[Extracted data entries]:
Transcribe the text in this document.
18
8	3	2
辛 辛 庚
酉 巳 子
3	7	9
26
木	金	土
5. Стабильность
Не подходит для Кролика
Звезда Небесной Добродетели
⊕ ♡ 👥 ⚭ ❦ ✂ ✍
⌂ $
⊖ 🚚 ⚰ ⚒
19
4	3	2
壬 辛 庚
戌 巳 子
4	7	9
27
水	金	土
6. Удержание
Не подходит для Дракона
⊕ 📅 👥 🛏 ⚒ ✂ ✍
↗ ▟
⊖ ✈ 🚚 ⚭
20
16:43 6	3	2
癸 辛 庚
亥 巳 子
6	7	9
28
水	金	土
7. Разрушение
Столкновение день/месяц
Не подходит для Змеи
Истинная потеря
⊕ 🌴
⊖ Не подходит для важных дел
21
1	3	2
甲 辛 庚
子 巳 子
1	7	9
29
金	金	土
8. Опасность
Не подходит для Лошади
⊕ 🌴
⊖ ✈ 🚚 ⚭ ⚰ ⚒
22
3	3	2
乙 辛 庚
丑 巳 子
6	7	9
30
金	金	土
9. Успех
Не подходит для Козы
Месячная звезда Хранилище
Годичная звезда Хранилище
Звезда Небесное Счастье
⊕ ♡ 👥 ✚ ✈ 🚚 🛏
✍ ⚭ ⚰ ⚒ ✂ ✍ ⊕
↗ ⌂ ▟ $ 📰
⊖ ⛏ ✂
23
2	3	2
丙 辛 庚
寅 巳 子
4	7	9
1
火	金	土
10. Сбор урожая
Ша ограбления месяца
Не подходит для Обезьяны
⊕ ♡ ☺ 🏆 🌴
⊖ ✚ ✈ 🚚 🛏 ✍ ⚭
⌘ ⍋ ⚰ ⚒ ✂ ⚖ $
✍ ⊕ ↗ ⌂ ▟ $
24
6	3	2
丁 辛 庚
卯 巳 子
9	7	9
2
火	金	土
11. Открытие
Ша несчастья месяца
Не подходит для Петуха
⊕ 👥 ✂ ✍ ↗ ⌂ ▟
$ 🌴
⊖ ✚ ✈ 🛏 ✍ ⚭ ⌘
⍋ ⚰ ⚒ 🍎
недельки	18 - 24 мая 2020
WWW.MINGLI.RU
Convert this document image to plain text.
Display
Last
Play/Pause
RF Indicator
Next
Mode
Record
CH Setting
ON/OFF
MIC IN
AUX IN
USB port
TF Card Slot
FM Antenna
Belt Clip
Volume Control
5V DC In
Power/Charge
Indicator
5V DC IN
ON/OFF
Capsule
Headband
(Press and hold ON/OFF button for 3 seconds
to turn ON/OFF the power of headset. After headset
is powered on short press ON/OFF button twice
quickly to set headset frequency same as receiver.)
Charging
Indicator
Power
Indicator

[DO THIS]:
Write out the whole listing again, exactly as it stands.

[RESULT OF THIS EXERCISE]:
Transcribe the text in this document.
18
8	3	2
辛 辛 庚
酉 巳 子
3	7	9
26
木	金	土
5. Стабильность
Не подходит для Кролика
Звезда Небесной Добродетели
⊕ ♡ 👥 ⚭ ❦ ✂ ✍
⌂ $
⊖ 🚚 ⚰ ⚒
19
4	3	2
壬 辛 庚
戌 巳 子
4	7	9
27
水	金	土
6. Удержание
Не подходит для Дракона
⊕ 📅 👥 🛏 ⚒ ✂ ✍
↗ ▟
⊖ ✈ 🚚 ⚭
20
16:43 6	3	2
癸 辛 庚
亥 巳 子
6	7	9
28
水	金	土
7. Разрушение
Столкновение день/месяц
Не подходит для Змеи
Истинная потеря
⊕ 🌴
⊖ Не подходит для важных дел
21
1	3	2
甲 辛 庚
子 巳 子
1	7	9
29
金	金	土
8. Опасность
Не подходит для Лошади
⊕ 🌴
⊖ ✈ 🚚 ⚭ ⚰ ⚒
22
3	3	2
乙 辛 庚
丑 巳 子
6	7	9
30
金	金	土
9. Успех
Не подходит для Козы
Месячная звезда Хранилище
Годичная звезда Хранилище
Звезда Небесное Счастье
⊕ ♡ 👥 ✚ ✈ 🚚 🛏
✍ ⚭ ⚰ ⚒ ✂ ✍ ⊕
↗ ⌂ ▟ $ 📰
⊖ ⛏ ✂
23
2	3	2
丙 辛 庚
寅 巳 子
4	7	9
1
火	金	土
10. Сбор урожая
Ша ограбления месяца
Не подходит для Обезьяны
⊕ ♡ ☺ 🏆 🌴
⊖ ✚ ✈ 🚚 🛏 ✍ ⚭
⌘ ⍋ ⚰ ⚒ ✂ ⚖ $
✍ ⊕ ↗ ⌂ ▟ $
24
6	3	2
丁 辛 庚
卯 巳 子
9	7	9
2
火	金	土
11. Открытие
Ша несчастья месяца
Не подходит для Петуха
⊕ 👥 ✂ ✍ ↗ ⌂ ▟
$ 🌴
⊖ ✚ ✈ 🛏 ✍ ⚭ ⌘
⍋ ⚰ ⚒ 🍎
недельки	18 - 24 мая 2020
WWW.MINGLI.RU
Convert this document image to plain text.
Display
Last
Play/Pause
RF Indicator
Next
Mode
Record
CH Setting
ON/OFF
MIC IN
AUX IN
USB port
TF Card Slot
FM Antenna
Belt Clip
Volume Control
5V DC In
Power/Charge
Indicator
5V DC IN
ON/OFF
Capsule
Headband
(Press and hold ON/OFF button for 3 seconds
to turn ON/OFF the power of headset. After headset
is powered on short press ON/OFF button twice
quickly to set headset frequency same as receiver.)
Charging
Indicator
Power
Indicator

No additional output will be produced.